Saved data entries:

*-*-*

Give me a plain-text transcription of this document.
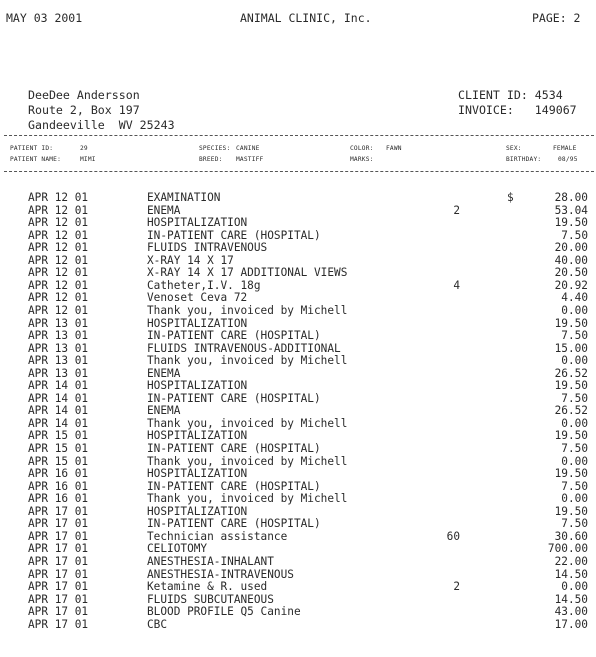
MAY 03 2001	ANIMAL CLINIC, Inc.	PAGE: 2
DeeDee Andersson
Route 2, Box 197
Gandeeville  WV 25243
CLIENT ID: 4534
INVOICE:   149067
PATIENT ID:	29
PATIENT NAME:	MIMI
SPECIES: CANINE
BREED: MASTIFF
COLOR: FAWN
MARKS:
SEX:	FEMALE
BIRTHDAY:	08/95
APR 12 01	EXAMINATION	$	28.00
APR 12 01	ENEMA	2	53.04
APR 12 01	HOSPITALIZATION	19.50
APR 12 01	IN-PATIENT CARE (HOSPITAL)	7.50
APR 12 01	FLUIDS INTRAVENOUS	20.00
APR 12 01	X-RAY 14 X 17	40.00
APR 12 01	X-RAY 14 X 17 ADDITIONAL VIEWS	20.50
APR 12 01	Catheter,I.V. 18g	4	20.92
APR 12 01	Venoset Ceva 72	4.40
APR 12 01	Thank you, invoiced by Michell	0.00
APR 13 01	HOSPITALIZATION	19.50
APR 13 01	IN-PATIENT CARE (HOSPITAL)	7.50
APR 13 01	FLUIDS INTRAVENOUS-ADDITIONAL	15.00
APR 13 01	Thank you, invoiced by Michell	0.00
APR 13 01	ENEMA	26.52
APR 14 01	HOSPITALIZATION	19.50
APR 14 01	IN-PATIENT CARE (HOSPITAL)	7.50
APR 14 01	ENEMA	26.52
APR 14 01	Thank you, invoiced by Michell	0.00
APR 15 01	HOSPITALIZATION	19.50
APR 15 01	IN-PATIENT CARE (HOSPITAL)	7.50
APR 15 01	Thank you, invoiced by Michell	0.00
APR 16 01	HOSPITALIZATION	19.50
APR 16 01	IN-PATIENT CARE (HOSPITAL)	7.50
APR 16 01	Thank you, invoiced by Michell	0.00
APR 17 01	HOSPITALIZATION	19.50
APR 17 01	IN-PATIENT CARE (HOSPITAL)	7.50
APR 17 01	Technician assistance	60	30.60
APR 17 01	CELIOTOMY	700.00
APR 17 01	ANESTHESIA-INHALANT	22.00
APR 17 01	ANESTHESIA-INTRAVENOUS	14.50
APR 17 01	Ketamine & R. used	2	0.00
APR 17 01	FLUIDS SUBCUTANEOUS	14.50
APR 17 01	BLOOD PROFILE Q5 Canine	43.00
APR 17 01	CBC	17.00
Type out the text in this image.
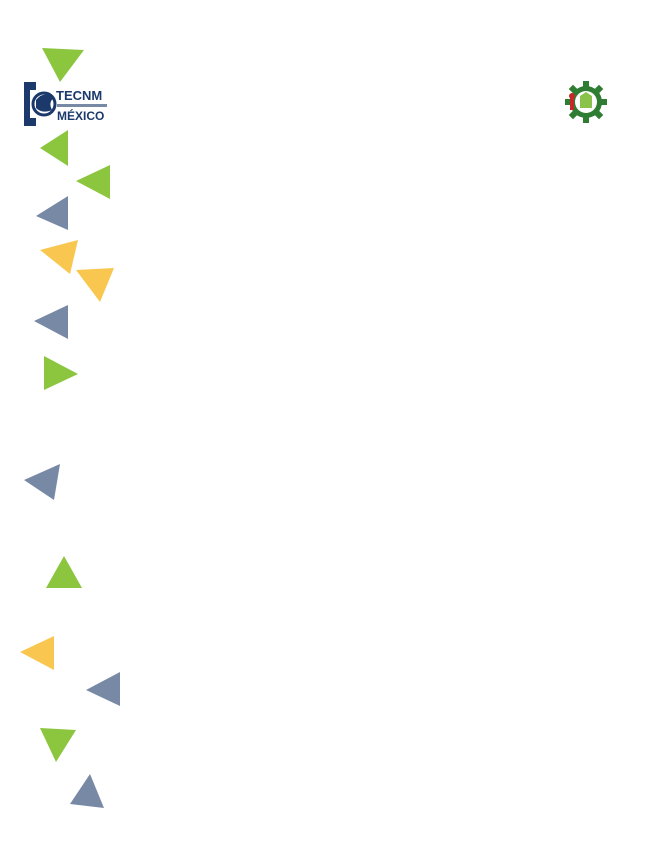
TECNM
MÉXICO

*-*-*

Aim: Each line that holds the word "ADDITIONAL" is to be copied.

The output:
APR 12 01	X-RAY 14 X 17 ADDITIONAL VIEWS	20.50
APR 13 01	FLUIDS INTRAVENOUS-ADDITIONAL	15.00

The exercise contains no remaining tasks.